RECORDED DATA =>
══════════════════════════════
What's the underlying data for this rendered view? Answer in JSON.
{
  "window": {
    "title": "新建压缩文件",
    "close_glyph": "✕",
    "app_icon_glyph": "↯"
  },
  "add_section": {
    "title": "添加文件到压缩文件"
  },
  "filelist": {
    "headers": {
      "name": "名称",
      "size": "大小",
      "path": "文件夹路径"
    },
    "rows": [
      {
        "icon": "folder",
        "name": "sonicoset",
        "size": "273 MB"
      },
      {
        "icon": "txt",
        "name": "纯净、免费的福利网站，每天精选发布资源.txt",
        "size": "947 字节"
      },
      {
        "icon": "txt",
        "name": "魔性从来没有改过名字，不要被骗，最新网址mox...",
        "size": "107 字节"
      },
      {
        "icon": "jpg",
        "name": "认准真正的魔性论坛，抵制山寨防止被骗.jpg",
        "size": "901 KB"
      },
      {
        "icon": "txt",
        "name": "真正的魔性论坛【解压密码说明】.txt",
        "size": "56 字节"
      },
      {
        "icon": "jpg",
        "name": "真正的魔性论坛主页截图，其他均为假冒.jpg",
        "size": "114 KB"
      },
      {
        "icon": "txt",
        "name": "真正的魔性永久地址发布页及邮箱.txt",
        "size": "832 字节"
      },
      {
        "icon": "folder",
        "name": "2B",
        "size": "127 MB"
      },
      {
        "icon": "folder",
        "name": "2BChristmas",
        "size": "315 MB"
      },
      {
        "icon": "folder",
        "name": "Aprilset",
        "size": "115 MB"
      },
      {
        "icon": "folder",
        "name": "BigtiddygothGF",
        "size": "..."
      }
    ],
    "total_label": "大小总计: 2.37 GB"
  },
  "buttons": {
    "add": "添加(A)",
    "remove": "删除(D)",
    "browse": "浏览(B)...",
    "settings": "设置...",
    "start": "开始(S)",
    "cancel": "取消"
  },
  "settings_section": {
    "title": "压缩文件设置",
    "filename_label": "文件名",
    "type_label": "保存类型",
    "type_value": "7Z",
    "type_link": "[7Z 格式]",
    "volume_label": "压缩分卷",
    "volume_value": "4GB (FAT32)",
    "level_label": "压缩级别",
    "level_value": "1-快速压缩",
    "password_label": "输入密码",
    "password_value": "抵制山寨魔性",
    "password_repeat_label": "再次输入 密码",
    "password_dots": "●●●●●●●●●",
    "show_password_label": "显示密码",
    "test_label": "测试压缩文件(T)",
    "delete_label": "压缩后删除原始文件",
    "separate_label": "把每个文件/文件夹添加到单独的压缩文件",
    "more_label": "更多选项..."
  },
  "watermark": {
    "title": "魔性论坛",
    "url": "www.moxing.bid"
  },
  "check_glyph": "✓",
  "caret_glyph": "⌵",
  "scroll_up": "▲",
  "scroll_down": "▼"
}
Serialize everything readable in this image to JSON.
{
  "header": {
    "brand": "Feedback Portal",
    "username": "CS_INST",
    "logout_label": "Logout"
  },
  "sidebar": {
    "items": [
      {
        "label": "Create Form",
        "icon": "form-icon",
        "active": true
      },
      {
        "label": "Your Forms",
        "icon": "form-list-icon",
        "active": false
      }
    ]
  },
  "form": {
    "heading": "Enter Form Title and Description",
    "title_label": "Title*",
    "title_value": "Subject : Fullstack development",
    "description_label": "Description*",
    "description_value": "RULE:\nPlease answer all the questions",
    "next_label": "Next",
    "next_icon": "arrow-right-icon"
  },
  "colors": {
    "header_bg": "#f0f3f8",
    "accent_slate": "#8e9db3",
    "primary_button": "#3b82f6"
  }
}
══════════════════════════════
WORK TO COMPLETE => Restate every record exactly, leaving nothing out.

ANSWER IN FULL =>
What's the underlying data for this rendered view? Answer in JSON.
{
  "window": {
    "title": "新建压缩文件",
    "close_glyph": "✕",
    "app_icon_glyph": "↯"
  },
  "add_section": {
    "title": "添加文件到压缩文件"
  },
  "filelist": {
    "headers": {
      "name": "名称",
      "size": "大小",
      "path": "文件夹路径"
    },
    "rows": [
      {
        "icon": "folder",
        "name": "sonicoset",
        "size": "273 MB"
      },
      {
        "icon": "txt",
        "name": "纯净、免费的福利网站，每天精选发布资源.txt",
        "size": "947 字节"
      },
      {
        "icon": "txt",
        "name": "魔性从来没有改过名字，不要被骗，最新网址mox...",
        "size": "107 字节"
      },
      {
        "icon": "jpg",
        "name": "认准真正的魔性论坛，抵制山寨防止被骗.jpg",
        "size": "901 KB"
      },
      {
        "icon": "txt",
        "name": "真正的魔性论坛【解压密码说明】.txt",
        "size": "56 字节"
      },
      {
        "icon": "jpg",
        "name": "真正的魔性论坛主页截图，其他均为假冒.jpg",
        "size": "114 KB"
      },
      {
        "icon": "txt",
        "name": "真正的魔性永久地址发布页及邮箱.txt",
        "size": "832 字节"
      },
      {
        "icon": "folder",
        "name": "2B",
        "size": "127 MB"
      },
      {
        "icon": "folder",
        "name": "2BChristmas",
        "size": "315 MB"
      },
      {
        "icon": "folder",
        "name": "Aprilset",
        "size": "115 MB"
      },
      {
        "icon": "folder",
        "name": "BigtiddygothGF",
        "size": "..."
      }
    ],
    "total_label": "大小总计: 2.37 GB"
  },
  "buttons": {
    "add": "添加(A)",
    "remove": "删除(D)",
    "browse": "浏览(B)...",
    "settings": "设置...",
    "start": "开始(S)",
    "cancel": "取消"
  },
  "settings_section": {
    "title": "压缩文件设置",
    "filename_label": "文件名",
    "type_label": "保存类型",
    "type_value": "7Z",
    "type_link": "[7Z 格式]",
    "volume_label": "压缩分卷",
    "volume_value": "4GB (FAT32)",
    "level_label": "压缩级别",
    "level_value": "1-快速压缩",
    "password_label": "输入密码",
    "password_value": "抵制山寨魔性",
    "password_repeat_label": "再次输入 密码",
    "password_dots": "●●●●●●●●●",
    "show_password_label": "显示密码",
    "test_label": "测试压缩文件(T)",
    "delete_label": "压缩后删除原始文件",
    "separate_label": "把每个文件/文件夹添加到单独的压缩文件",
    "more_label": "更多选项..."
  },
  "watermark": {
    "title": "魔性论坛",
    "url": "www.moxing.bid"
  },
  "check_glyph": "✓",
  "caret_glyph": "⌵",
  "scroll_up": "▲",
  "scroll_down": "▼"
}
Serialize everything readable in this image to JSON.
{
  "header": {
    "brand": "Feedback Portal",
    "username": "CS_INST",
    "logout_label": "Logout"
  },
  "sidebar": {
    "items": [
      {
        "label": "Create Form",
        "icon": "form-icon",
        "active": true
      },
      {
        "label": "Your Forms",
        "icon": "form-list-icon",
        "active": false
      }
    ]
  },
  "form": {
    "heading": "Enter Form Title and Description",
    "title_label": "Title*",
    "title_value": "Subject : Fullstack development",
    "description_label": "Description*",
    "description_value": "RULE:\nPlease answer all the questions",
    "next_label": "Next",
    "next_icon": "arrow-right-icon"
  },
  "colors": {
    "header_bg": "#f0f3f8",
    "accent_slate": "#8e9db3",
    "primary_button": "#3b82f6"
  }
}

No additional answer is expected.